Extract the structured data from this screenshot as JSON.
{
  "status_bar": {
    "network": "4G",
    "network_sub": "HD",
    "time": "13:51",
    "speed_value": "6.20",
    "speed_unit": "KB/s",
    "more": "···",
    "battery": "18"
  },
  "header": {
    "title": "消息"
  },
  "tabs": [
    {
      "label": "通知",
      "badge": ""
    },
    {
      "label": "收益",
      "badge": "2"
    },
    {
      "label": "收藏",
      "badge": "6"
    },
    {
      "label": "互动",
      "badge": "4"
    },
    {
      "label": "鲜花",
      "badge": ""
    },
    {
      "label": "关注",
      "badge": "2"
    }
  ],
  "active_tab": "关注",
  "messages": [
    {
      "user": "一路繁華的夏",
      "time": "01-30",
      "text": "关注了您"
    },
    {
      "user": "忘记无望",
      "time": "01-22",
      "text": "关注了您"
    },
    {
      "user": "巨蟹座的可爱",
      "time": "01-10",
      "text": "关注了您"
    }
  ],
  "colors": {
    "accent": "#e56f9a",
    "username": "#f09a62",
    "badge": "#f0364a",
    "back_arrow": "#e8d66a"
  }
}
# # # #
OBJECTIVE =>
Copy every line of the records word for word.

TASK ANSWER =>
Extract the structured data from this screenshot as JSON.
{
  "status_bar": {
    "network": "4G",
    "network_sub": "HD",
    "time": "13:51",
    "speed_value": "6.20",
    "speed_unit": "KB/s",
    "more": "···",
    "battery": "18"
  },
  "header": {
    "title": "消息"
  },
  "tabs": [
    {
      "label": "通知",
      "badge": ""
    },
    {
      "label": "收益",
      "badge": "2"
    },
    {
      "label": "收藏",
      "badge": "6"
    },
    {
      "label": "互动",
      "badge": "4"
    },
    {
      "label": "鲜花",
      "badge": ""
    },
    {
      "label": "关注",
      "badge": "2"
    }
  ],
  "active_tab": "关注",
  "messages": [
    {
      "user": "一路繁華的夏",
      "time": "01-30",
      "text": "关注了您"
    },
    {
      "user": "忘记无望",
      "time": "01-22",
      "text": "关注了您"
    },
    {
      "user": "巨蟹座的可爱",
      "time": "01-10",
      "text": "关注了您"
    }
  ],
  "colors": {
    "accent": "#e56f9a",
    "username": "#f09a62",
    "badge": "#f0364a",
    "back_arrow": "#e8d66a"
  }
}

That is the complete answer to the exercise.